▶ **Work to do**: Reproduce the following lines verbatim.

▶ **Entries**:
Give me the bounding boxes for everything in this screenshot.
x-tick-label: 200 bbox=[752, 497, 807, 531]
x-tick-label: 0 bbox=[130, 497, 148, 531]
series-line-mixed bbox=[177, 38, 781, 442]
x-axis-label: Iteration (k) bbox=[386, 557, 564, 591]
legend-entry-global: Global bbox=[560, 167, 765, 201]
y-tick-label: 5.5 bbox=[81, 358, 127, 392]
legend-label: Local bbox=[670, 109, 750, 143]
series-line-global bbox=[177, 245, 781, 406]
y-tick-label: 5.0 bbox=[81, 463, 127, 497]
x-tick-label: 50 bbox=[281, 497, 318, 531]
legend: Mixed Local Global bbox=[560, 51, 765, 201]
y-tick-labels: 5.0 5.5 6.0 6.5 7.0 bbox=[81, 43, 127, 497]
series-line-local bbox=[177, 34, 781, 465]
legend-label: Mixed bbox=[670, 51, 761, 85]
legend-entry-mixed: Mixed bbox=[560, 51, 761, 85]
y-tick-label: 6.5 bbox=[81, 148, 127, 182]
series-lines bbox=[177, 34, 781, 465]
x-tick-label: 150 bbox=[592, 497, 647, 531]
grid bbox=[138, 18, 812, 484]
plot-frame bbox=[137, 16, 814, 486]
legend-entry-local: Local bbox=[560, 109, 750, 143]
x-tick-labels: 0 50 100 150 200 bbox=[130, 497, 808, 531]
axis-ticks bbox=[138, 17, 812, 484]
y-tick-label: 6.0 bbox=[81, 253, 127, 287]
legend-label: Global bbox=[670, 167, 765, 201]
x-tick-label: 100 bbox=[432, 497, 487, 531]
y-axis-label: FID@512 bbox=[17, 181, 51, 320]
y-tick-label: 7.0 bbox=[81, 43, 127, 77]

▶ **Answer to this exercise**:
Give me the bounding boxes for everything in this screenshot.
x-tick-label: 200 bbox=[752, 497, 807, 531]
x-tick-label: 0 bbox=[130, 497, 148, 531]
series-line-mixed bbox=[177, 38, 781, 442]
x-axis-label: Iteration (k) bbox=[386, 557, 564, 591]
legend-entry-global: Global bbox=[560, 167, 765, 201]
y-tick-label: 5.5 bbox=[81, 358, 127, 392]
legend-label: Local bbox=[670, 109, 750, 143]
series-line-global bbox=[177, 245, 781, 406]
y-tick-label: 5.0 bbox=[81, 463, 127, 497]
x-tick-label: 50 bbox=[281, 497, 318, 531]
legend: Mixed Local Global bbox=[560, 51, 765, 201]
y-tick-labels: 5.0 5.5 6.0 6.5 7.0 bbox=[81, 43, 127, 497]
series-line-local bbox=[177, 34, 781, 465]
legend-label: Mixed bbox=[670, 51, 761, 85]
legend-entry-mixed: Mixed bbox=[560, 51, 761, 85]
y-tick-label: 6.5 bbox=[81, 148, 127, 182]
series-lines bbox=[177, 34, 781, 465]
x-tick-label: 150 bbox=[592, 497, 647, 531]
grid bbox=[138, 18, 812, 484]
plot-frame bbox=[137, 16, 814, 486]
legend-entry-local: Local bbox=[560, 109, 750, 143]
x-tick-labels: 0 50 100 150 200 bbox=[130, 497, 808, 531]
axis-ticks bbox=[138, 17, 812, 484]
y-tick-label: 6.0 bbox=[81, 253, 127, 287]
legend-label: Global bbox=[670, 167, 765, 201]
x-tick-label: 100 bbox=[432, 497, 487, 531]
y-axis-label: FID@512 bbox=[17, 181, 51, 320]
y-tick-label: 7.0 bbox=[81, 43, 127, 77]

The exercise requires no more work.